- **Problem statement**: Find and copy each line of the records where the string "autres" shows up.
# Start of Record extracts
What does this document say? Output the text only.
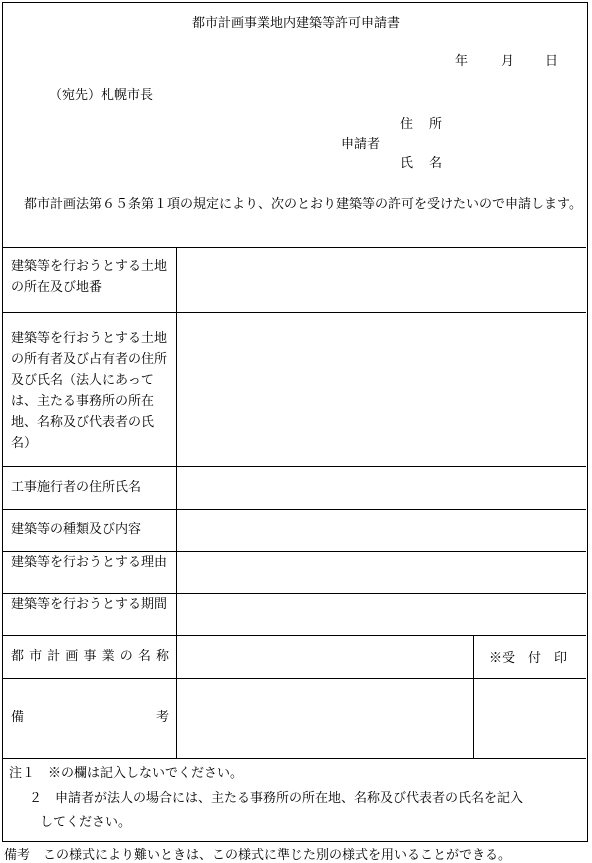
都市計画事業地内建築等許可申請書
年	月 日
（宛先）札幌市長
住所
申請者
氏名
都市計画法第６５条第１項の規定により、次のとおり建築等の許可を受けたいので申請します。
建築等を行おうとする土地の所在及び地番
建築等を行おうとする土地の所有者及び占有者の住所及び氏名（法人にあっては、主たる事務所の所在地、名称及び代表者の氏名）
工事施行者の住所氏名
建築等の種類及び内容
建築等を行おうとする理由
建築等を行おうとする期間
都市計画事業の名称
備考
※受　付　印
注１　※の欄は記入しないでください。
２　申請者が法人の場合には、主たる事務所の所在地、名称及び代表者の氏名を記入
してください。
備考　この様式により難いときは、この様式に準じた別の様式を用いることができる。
# End of Record extracts
# Start of Record extracts
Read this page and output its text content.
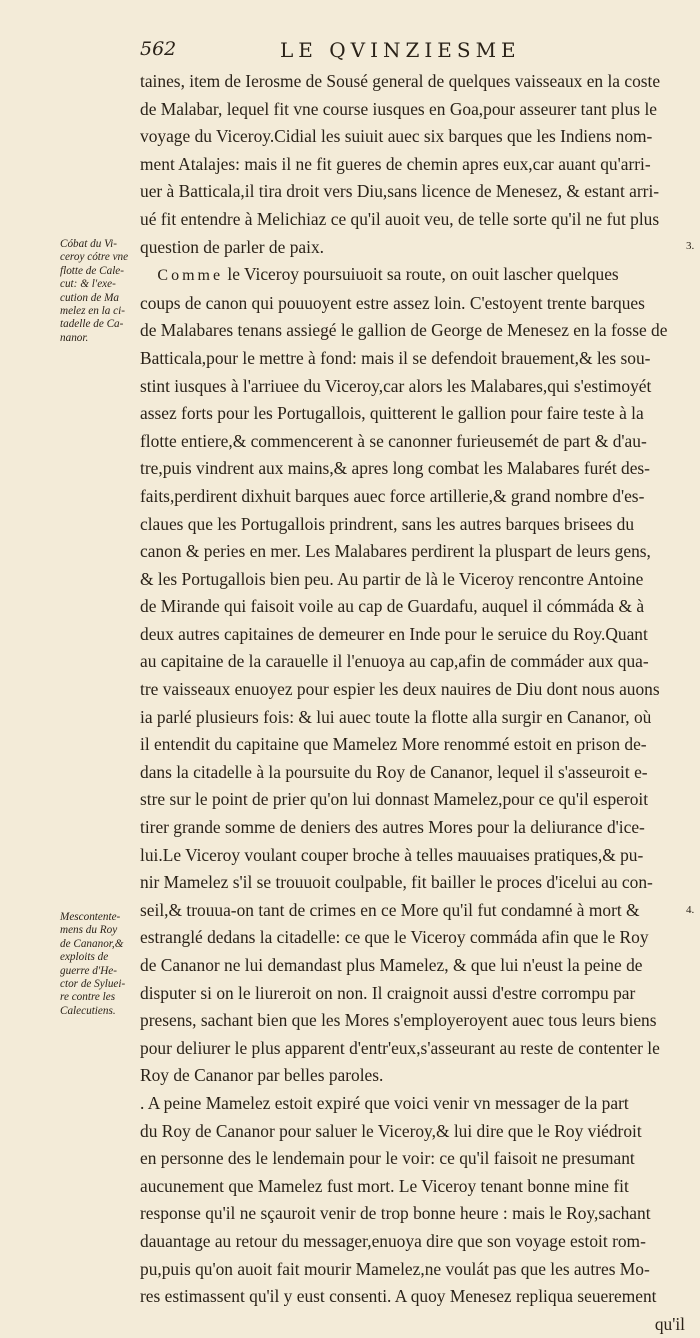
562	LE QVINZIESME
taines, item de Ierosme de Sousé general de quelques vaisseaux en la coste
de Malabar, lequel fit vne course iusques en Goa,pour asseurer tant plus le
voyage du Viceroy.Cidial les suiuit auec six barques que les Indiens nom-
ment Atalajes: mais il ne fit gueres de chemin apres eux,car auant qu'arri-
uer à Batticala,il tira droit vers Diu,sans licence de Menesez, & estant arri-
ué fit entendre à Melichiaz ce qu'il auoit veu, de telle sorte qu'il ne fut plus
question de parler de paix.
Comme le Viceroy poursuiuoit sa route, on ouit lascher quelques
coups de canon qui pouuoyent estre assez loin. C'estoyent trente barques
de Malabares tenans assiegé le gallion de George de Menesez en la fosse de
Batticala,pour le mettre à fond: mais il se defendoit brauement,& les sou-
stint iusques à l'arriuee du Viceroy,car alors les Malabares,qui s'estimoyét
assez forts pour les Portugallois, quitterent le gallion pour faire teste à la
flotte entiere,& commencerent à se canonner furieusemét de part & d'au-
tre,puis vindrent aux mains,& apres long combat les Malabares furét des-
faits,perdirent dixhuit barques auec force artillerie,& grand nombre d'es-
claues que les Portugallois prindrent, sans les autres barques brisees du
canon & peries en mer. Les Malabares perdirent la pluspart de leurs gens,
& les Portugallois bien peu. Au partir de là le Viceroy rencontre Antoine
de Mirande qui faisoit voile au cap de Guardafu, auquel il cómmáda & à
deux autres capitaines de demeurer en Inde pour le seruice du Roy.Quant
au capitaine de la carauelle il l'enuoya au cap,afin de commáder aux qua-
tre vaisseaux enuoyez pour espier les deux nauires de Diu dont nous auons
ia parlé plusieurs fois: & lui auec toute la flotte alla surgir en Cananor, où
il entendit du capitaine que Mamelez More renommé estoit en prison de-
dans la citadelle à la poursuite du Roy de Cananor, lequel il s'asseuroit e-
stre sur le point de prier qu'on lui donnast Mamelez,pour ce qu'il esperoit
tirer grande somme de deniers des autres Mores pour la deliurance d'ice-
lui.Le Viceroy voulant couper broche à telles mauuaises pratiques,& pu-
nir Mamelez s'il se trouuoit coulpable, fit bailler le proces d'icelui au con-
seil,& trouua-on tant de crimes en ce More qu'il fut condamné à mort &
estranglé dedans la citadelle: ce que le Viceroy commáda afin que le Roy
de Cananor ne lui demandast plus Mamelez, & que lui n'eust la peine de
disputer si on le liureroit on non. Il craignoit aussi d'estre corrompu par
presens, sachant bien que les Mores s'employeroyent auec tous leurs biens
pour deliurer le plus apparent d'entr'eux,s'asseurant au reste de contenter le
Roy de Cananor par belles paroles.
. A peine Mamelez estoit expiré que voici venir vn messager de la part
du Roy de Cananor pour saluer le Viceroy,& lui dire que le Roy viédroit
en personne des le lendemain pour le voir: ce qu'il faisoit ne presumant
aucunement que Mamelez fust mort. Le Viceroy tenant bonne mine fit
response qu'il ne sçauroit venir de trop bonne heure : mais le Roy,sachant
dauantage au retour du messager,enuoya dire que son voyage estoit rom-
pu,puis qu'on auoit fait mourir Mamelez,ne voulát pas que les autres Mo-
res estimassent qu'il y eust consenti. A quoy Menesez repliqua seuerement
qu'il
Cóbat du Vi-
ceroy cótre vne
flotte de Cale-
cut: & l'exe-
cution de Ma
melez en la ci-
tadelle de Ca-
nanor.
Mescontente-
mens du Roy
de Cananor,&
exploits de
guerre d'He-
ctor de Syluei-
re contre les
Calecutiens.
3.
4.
# End of Record extracts
- **Task response**:
claues que les Portugallois prindrent, sans les autres barques brisees du
deux autres capitaines de demeurer en Inde pour le seruice du Roy.Quant
tirer grande somme de deniers des autres Mores pour la deliurance d'ice-
pu,puis qu'on auoit fait mourir Mamelez,ne voulát pas que les autres Mo-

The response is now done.